**TASK INSTRUCTIONS**:
Search the material below for the word "Salary" and copy every line in which it occurs.

**SUPPLIED DATA**:
---------------

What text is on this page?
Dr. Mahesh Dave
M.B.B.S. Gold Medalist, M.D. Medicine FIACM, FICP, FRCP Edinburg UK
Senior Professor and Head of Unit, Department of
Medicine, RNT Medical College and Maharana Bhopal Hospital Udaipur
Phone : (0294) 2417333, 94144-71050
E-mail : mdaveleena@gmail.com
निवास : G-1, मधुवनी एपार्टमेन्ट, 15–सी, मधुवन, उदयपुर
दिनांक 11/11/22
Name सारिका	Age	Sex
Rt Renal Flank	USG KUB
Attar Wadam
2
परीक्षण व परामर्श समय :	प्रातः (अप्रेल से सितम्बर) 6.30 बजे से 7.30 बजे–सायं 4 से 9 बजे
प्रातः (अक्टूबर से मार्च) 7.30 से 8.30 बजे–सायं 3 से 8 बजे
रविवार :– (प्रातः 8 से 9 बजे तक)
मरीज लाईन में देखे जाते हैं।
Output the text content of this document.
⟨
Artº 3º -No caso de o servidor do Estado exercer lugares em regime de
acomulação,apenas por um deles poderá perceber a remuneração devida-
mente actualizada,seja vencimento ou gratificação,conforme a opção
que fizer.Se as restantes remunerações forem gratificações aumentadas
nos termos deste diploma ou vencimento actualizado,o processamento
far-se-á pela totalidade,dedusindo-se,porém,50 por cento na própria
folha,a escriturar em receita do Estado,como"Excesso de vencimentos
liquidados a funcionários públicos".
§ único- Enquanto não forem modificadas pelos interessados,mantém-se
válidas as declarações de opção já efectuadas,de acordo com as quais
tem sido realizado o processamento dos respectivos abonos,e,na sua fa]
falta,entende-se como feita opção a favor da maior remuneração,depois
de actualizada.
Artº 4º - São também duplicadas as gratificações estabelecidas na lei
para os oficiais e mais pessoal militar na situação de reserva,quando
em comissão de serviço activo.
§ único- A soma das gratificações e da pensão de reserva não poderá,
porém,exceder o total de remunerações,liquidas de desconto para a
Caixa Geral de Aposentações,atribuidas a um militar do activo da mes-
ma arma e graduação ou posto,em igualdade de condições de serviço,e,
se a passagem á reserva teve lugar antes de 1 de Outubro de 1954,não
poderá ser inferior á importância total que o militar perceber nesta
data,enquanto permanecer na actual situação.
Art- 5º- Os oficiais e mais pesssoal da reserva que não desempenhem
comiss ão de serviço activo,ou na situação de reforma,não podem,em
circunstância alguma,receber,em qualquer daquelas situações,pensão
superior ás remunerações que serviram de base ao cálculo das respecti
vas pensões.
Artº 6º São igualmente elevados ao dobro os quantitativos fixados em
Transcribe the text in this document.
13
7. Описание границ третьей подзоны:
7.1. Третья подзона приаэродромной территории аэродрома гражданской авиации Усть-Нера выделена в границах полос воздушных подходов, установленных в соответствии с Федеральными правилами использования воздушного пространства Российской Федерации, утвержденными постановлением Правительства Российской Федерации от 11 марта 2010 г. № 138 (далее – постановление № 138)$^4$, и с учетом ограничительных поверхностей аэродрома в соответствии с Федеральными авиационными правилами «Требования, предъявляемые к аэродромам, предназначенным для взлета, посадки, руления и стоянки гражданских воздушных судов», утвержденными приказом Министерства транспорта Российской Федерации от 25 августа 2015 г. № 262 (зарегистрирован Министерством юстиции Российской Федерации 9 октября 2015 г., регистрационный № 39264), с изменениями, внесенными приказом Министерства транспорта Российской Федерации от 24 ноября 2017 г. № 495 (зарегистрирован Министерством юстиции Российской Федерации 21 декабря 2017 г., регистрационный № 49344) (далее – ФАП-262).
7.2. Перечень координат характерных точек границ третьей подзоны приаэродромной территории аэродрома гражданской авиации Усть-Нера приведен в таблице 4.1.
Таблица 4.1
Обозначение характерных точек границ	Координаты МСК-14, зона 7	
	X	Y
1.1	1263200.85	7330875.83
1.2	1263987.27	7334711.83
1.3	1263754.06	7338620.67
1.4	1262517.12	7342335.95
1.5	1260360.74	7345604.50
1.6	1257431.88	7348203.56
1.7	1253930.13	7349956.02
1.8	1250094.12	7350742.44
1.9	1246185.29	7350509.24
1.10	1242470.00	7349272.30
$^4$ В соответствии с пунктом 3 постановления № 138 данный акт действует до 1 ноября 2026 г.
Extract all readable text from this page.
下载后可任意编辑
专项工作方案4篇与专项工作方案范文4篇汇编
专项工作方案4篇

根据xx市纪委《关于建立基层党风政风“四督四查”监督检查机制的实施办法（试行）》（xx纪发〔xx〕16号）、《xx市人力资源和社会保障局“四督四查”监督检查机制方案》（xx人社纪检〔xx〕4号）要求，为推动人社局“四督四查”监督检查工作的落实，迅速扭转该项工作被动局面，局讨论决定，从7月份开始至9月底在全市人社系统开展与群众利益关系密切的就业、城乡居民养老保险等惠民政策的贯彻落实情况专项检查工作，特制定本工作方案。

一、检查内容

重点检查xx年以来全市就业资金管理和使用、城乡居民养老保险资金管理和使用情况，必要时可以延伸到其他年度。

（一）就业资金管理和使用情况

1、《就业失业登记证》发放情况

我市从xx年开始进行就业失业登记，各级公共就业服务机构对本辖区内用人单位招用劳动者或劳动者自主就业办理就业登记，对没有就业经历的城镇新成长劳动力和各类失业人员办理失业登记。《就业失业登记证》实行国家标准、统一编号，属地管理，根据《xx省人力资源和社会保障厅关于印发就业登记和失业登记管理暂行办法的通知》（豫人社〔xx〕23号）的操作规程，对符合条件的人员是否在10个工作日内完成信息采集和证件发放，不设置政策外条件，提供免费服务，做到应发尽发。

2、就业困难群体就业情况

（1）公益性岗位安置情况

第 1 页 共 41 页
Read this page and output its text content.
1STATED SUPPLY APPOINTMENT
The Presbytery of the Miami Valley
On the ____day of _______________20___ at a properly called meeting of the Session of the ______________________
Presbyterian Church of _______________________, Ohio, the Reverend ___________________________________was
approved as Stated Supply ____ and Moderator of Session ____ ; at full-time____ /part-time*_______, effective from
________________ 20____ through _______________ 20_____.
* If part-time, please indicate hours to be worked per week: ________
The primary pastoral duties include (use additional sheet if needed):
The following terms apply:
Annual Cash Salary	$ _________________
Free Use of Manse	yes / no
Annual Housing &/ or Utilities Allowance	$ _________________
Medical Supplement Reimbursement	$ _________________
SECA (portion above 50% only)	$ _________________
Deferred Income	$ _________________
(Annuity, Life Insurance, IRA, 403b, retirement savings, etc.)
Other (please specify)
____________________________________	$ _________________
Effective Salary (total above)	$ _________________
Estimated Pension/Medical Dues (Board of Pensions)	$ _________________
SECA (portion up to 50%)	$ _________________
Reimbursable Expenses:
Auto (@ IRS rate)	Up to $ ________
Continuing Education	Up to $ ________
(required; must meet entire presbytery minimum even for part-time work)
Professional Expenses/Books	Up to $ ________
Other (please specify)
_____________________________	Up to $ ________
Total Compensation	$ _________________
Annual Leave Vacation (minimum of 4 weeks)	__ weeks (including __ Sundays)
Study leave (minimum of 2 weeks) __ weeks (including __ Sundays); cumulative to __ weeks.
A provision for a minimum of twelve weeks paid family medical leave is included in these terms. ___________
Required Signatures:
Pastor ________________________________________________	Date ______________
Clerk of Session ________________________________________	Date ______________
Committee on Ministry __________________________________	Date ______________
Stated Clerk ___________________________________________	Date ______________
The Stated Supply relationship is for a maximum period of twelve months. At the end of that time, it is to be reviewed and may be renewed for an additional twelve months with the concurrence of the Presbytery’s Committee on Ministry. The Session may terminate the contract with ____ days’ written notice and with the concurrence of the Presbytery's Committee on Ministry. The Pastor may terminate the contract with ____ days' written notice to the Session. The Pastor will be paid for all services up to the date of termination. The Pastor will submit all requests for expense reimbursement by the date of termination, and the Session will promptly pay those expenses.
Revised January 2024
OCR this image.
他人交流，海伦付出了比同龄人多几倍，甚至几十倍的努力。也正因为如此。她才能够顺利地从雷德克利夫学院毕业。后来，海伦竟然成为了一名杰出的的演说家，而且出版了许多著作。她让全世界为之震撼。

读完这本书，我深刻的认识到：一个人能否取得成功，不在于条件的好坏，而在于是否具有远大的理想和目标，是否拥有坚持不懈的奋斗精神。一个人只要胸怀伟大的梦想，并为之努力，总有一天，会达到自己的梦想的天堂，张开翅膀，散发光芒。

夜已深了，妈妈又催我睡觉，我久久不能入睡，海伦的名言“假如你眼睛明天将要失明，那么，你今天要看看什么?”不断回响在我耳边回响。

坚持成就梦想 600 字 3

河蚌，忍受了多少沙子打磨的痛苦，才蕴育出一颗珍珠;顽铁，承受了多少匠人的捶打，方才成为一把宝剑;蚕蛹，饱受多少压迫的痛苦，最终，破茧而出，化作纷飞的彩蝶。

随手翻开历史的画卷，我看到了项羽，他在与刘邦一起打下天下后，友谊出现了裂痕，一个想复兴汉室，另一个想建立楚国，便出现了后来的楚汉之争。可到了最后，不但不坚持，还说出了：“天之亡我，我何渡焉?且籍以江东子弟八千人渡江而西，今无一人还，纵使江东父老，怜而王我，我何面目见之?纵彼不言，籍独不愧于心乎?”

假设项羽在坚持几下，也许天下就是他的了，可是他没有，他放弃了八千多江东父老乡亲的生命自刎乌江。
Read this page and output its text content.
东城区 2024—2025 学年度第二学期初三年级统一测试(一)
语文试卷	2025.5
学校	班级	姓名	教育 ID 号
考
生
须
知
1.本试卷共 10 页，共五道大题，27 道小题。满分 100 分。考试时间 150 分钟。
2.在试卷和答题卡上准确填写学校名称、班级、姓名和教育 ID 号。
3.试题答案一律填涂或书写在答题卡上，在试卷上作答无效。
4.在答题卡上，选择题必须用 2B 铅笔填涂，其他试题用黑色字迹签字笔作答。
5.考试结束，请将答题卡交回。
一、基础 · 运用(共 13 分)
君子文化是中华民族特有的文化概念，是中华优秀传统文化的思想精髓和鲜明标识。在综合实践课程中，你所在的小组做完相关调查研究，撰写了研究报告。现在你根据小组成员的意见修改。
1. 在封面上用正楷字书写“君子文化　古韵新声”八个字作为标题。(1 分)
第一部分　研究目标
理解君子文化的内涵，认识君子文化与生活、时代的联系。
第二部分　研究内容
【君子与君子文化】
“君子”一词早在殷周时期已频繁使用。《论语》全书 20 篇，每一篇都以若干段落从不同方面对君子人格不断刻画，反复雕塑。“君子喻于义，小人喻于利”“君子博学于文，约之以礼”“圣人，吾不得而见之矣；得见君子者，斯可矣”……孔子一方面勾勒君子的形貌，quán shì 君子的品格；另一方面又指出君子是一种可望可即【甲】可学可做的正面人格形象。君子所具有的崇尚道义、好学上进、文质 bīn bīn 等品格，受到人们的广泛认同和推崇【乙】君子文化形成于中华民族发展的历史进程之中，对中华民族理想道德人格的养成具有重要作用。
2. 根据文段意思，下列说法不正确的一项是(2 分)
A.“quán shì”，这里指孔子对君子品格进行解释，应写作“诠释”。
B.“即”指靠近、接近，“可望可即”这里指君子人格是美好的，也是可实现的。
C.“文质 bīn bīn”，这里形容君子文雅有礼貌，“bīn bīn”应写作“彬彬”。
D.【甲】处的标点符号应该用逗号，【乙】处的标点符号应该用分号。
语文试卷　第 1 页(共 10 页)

---------------

**COMPLETE OUTPUT**:
Annual Cash Salary	$ _________________
Effective Salary (total above)	$ _________________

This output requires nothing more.